[START OF Record set]

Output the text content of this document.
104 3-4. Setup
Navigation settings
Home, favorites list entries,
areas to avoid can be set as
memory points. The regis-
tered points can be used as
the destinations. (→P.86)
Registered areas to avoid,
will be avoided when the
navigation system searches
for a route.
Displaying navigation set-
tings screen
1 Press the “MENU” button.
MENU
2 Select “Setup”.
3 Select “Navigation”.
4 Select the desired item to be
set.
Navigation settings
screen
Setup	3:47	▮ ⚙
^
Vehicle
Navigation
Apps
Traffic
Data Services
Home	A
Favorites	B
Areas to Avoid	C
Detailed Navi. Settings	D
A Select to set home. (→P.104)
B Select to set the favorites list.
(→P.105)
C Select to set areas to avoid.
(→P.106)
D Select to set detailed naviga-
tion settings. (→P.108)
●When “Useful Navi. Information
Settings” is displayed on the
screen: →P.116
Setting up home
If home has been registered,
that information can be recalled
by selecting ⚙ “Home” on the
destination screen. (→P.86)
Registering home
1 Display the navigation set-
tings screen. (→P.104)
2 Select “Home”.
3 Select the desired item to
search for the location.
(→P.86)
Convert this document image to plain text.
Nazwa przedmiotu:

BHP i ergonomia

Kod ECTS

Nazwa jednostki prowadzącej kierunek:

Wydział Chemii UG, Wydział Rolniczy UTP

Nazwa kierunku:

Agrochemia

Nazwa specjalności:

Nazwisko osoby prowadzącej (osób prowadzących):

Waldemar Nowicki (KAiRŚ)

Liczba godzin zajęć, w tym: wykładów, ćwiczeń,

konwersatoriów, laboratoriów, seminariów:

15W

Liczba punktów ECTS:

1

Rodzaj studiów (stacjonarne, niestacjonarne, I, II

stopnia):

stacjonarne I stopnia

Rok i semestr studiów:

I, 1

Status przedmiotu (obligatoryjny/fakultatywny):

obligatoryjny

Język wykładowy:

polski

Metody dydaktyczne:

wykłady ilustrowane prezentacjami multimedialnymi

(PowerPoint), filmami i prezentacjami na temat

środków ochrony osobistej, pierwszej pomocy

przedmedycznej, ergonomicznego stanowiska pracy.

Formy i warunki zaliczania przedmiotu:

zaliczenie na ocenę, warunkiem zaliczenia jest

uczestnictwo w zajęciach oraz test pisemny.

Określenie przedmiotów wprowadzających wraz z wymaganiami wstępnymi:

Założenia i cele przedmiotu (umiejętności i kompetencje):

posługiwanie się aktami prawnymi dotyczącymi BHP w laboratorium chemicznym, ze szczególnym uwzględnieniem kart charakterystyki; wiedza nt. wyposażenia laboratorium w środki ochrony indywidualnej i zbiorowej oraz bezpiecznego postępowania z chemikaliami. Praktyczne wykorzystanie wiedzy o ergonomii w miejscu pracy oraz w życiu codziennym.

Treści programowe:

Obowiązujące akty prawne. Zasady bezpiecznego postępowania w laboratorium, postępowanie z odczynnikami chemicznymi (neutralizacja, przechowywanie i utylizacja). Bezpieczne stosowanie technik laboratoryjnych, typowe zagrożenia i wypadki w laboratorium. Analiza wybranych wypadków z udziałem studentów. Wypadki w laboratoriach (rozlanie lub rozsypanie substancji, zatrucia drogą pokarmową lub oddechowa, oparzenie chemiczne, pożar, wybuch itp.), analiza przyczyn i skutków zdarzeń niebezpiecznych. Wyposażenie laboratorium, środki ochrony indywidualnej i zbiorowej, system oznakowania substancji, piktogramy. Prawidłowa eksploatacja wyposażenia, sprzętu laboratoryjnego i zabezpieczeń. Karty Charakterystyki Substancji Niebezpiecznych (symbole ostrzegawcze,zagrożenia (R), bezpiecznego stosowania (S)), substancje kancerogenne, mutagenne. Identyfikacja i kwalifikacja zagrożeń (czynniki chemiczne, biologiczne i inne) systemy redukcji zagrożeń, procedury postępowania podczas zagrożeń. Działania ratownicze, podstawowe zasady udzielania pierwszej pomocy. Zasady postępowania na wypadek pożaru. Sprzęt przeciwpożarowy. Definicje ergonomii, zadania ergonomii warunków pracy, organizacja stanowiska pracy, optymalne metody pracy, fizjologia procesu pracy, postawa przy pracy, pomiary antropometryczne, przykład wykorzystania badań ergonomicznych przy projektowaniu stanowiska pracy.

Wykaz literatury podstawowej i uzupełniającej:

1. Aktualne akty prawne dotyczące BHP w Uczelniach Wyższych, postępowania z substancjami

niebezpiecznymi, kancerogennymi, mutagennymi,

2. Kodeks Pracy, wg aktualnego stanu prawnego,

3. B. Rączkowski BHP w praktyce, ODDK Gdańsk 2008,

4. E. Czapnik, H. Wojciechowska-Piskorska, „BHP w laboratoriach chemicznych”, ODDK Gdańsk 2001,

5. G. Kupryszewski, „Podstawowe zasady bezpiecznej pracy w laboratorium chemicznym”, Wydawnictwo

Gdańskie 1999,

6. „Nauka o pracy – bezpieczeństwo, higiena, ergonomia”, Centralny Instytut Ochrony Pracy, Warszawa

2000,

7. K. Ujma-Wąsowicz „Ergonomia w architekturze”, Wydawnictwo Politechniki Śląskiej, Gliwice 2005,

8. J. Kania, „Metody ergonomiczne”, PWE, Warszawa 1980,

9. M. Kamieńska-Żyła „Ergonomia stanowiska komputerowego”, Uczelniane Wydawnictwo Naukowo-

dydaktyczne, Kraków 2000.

[END OF Record set]

# Task to complete
Tally the lines of the listing that include "item". Reply with nothing but the count.

# Answer for the task
2